__DO THIS__.
Print every record below exactly as written.

(Records from a data collection)
+--

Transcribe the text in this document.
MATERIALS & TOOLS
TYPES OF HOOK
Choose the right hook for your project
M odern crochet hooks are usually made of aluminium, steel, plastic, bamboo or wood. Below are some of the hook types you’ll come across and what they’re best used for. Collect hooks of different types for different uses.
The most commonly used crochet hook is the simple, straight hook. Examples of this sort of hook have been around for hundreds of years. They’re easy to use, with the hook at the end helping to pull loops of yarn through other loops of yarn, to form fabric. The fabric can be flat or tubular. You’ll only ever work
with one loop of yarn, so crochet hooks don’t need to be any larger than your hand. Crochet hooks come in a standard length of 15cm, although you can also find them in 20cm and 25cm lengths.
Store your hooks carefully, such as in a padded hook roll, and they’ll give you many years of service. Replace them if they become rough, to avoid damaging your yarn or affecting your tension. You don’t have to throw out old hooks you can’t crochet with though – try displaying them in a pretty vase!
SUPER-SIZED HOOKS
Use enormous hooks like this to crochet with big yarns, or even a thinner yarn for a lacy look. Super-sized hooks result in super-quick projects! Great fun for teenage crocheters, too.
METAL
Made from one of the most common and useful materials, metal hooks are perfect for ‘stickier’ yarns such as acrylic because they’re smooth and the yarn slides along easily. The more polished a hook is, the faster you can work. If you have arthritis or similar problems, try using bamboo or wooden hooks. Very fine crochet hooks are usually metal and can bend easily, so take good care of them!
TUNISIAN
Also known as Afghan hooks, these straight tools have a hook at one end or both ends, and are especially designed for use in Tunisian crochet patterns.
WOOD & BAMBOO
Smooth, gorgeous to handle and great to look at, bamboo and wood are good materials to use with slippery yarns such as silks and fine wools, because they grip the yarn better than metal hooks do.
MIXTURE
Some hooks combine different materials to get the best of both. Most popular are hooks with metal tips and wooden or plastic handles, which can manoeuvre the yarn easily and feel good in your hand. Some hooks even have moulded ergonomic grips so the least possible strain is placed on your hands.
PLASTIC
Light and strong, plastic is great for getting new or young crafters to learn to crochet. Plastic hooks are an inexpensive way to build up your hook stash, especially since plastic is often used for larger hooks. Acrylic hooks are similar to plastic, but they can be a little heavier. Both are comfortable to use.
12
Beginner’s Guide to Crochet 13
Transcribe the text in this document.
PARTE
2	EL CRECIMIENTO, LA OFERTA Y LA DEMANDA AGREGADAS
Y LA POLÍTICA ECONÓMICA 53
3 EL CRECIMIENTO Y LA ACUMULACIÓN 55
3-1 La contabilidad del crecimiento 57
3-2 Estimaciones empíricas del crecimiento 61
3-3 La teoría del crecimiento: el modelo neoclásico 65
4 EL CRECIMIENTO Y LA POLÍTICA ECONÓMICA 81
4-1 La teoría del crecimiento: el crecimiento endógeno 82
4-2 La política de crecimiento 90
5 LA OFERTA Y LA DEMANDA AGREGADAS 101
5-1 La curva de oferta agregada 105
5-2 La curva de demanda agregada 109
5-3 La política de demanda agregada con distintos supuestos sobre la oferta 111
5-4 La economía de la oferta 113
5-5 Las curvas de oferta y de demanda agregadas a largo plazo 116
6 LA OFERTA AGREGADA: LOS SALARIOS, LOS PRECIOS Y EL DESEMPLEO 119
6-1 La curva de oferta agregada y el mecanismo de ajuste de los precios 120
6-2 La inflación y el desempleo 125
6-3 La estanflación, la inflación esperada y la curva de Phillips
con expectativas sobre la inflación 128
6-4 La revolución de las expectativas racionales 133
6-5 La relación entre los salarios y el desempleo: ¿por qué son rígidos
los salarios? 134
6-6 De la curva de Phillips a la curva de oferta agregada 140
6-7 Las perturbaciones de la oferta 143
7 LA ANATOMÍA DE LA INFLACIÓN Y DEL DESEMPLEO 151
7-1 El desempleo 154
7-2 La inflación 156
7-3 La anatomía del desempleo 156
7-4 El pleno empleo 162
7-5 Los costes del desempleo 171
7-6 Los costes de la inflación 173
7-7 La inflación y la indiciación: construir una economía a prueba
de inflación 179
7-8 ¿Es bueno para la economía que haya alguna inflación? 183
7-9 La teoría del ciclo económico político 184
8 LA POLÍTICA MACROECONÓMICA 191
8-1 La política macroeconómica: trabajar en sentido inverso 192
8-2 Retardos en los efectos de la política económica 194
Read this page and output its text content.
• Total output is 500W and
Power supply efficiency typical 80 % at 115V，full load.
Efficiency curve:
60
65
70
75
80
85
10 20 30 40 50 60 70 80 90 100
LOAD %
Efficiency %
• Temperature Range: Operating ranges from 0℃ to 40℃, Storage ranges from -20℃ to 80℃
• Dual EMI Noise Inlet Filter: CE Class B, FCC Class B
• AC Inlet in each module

+--

__EXPECTED ANSWER__.
Transcribe the text in this document.
MATERIALS & TOOLS
TYPES OF HOOK
Choose the right hook for your project
M odern crochet hooks are usually made of aluminium, steel, plastic, bamboo or wood. Below are some of the hook types you’ll come across and what they’re best used for. Collect hooks of different types for different uses.
The most commonly used crochet hook is the simple, straight hook. Examples of this sort of hook have been around for hundreds of years. They’re easy to use, with the hook at the end helping to pull loops of yarn through other loops of yarn, to form fabric. The fabric can be flat or tubular. You’ll only ever work
with one loop of yarn, so crochet hooks don’t need to be any larger than your hand. Crochet hooks come in a standard length of 15cm, although you can also find them in 20cm and 25cm lengths.
Store your hooks carefully, such as in a padded hook roll, and they’ll give you many years of service. Replace them if they become rough, to avoid damaging your yarn or affecting your tension. You don’t have to throw out old hooks you can’t crochet with though – try displaying them in a pretty vase!
SUPER-SIZED HOOKS
Use enormous hooks like this to crochet with big yarns, or even a thinner yarn for a lacy look. Super-sized hooks result in super-quick projects! Great fun for teenage crocheters, too.
METAL
Made from one of the most common and useful materials, metal hooks are perfect for ‘stickier’ yarns such as acrylic because they’re smooth and the yarn slides along easily. The more polished a hook is, the faster you can work. If you have arthritis or similar problems, try using bamboo or wooden hooks. Very fine crochet hooks are usually metal and can bend easily, so take good care of them!
TUNISIAN
Also known as Afghan hooks, these straight tools have a hook at one end or both ends, and are especially designed for use in Tunisian crochet patterns.
WOOD & BAMBOO
Smooth, gorgeous to handle and great to look at, bamboo and wood are good materials to use with slippery yarns such as silks and fine wools, because they grip the yarn better than metal hooks do.
MIXTURE
Some hooks combine different materials to get the best of both. Most popular are hooks with metal tips and wooden or plastic handles, which can manoeuvre the yarn easily and feel good in your hand. Some hooks even have moulded ergonomic grips so the least possible strain is placed on your hands.
PLASTIC
Light and strong, plastic is great for getting new or young crafters to learn to crochet. Plastic hooks are an inexpensive way to build up your hook stash, especially since plastic is often used for larger hooks. Acrylic hooks are similar to plastic, but they can be a little heavier. Both are comfortable to use.
12
Beginner’s Guide to Crochet 13
Transcribe the text in this document.
PARTE
2	EL CRECIMIENTO, LA OFERTA Y LA DEMANDA AGREGADAS
Y LA POLÍTICA ECONÓMICA 53
3 EL CRECIMIENTO Y LA ACUMULACIÓN 55
3-1 La contabilidad del crecimiento 57
3-2 Estimaciones empíricas del crecimiento 61
3-3 La teoría del crecimiento: el modelo neoclásico 65
4 EL CRECIMIENTO Y LA POLÍTICA ECONÓMICA 81
4-1 La teoría del crecimiento: el crecimiento endógeno 82
4-2 La política de crecimiento 90
5 LA OFERTA Y LA DEMANDA AGREGADAS 101
5-1 La curva de oferta agregada 105
5-2 La curva de demanda agregada 109
5-3 La política de demanda agregada con distintos supuestos sobre la oferta 111
5-4 La economía de la oferta 113
5-5 Las curvas de oferta y de demanda agregadas a largo plazo 116
6 LA OFERTA AGREGADA: LOS SALARIOS, LOS PRECIOS Y EL DESEMPLEO 119
6-1 La curva de oferta agregada y el mecanismo de ajuste de los precios 120
6-2 La inflación y el desempleo 125
6-3 La estanflación, la inflación esperada y la curva de Phillips
con expectativas sobre la inflación 128
6-4 La revolución de las expectativas racionales 133
6-5 La relación entre los salarios y el desempleo: ¿por qué son rígidos
los salarios? 134
6-6 De la curva de Phillips a la curva de oferta agregada 140
6-7 Las perturbaciones de la oferta 143
7 LA ANATOMÍA DE LA INFLACIÓN Y DEL DESEMPLEO 151
7-1 El desempleo 154
7-2 La inflación 156
7-3 La anatomía del desempleo 156
7-4 El pleno empleo 162
7-5 Los costes del desempleo 171
7-6 Los costes de la inflación 173
7-7 La inflación y la indiciación: construir una economía a prueba
de inflación 179
7-8 ¿Es bueno para la economía que haya alguna inflación? 183
7-9 La teoría del ciclo económico político 184
8 LA POLÍTICA MACROECONÓMICA 191
8-1 La política macroeconómica: trabajar en sentido inverso 192
8-2 Retardos en los efectos de la política económica 194
Read this page and output its text content.
• Total output is 500W and
Power supply efficiency typical 80 % at 115V，full load.
Efficiency curve:
60
65
70
75
80
85
10 20 30 40 50 60 70 80 90 100
LOAD %
Efficiency %
• Temperature Range: Operating ranges from 0℃ to 40℃, Storage ranges from -20℃ to 80℃
• Dual EMI Noise Inlet Filter: CE Class B, FCC Class B
• AC Inlet in each module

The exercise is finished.